Exercises =>
(a) Please rewrite the call-tracking guide from "Guide · Call" to "charge to transcribe.", swapping "vendors" for "providers".
(b) Answer these questions from the call-tracking guide:
(i) Which two vendors publish a standalone per-minute recording rate?
(ii) What do those vendors charge per minute to transcribe?
(iii) How many separate per-minute charges do vendors that itemize their usage meter for audio capture and speech-to-text?

Document section =>
......
Guide · Call Tracking
Recording a tracked call costs a fraction of a cent — and a quarter of what transcribing it does
Only two call-tracking vendors publish a standalone per-minute recording rate, and across them it runs $0.0025 to $0.01 — a 4x spread that still sits well below the $0.035–$0.04/min those same vendors charge to transcribe.
Most call-tracking buyers treat “recording” and “transcription” as one line item. The vendors that itemize their usage don’t — they meter audio capture and speech-to-text as two separate per-minute charges, and the gap between them is large. If you want a price on recording alone, separate from the cost of turning that audio into text, only two vendors in our dataset publish one openly: Ringba and Dialics.
Here is what each charges, recording broken out from transcription.
......
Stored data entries

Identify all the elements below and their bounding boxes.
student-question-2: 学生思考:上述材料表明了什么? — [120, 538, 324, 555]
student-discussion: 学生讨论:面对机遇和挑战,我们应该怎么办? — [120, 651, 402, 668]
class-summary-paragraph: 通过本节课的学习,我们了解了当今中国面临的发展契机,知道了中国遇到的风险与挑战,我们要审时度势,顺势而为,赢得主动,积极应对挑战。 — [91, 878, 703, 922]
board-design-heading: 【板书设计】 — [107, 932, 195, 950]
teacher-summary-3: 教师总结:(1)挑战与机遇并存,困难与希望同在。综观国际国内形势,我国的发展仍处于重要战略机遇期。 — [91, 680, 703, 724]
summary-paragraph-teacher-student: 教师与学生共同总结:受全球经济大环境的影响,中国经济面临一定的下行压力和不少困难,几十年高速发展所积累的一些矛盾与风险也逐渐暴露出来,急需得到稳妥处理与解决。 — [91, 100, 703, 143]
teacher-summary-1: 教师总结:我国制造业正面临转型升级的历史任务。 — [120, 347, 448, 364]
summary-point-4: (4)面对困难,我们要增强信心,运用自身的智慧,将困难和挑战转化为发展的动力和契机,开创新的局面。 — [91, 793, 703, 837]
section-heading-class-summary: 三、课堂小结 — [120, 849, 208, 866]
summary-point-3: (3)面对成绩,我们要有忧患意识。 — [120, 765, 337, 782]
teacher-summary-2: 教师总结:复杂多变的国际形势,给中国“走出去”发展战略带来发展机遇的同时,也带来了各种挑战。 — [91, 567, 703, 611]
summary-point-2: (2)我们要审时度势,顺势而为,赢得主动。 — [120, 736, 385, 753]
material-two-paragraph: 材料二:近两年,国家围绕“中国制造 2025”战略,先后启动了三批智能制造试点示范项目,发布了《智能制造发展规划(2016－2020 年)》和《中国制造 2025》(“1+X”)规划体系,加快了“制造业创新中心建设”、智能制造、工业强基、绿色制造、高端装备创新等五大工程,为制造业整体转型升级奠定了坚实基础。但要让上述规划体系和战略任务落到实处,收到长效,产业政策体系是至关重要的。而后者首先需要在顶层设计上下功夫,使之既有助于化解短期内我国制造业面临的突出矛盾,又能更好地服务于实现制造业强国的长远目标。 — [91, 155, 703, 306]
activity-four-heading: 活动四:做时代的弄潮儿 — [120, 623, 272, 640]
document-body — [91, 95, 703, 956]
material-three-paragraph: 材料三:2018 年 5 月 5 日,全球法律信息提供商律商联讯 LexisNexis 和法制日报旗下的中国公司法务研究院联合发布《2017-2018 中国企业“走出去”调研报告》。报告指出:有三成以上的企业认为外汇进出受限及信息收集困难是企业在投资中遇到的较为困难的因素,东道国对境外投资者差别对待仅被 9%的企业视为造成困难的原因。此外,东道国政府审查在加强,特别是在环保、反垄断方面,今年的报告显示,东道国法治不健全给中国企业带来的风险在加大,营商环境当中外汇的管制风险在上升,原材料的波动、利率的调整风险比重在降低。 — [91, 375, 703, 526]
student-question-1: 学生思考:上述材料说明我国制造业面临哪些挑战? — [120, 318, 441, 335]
......
Solutions for each task =>
(a)
Guide · Call Tracking
Recording a tracked call costs a fraction of a cent — and a quarter of what transcribing it does
Only two call-tracking providers publish a standalone per-minute recording rate, and across them it runs $0.0025 to $0.01 — a 4x spread that still sits well below the $0.035–$0.04/min those same providers charge to transcribe.

(b)
(i) Ringba and Dialics
(ii) $0.035–$0.04/min
(iii) Two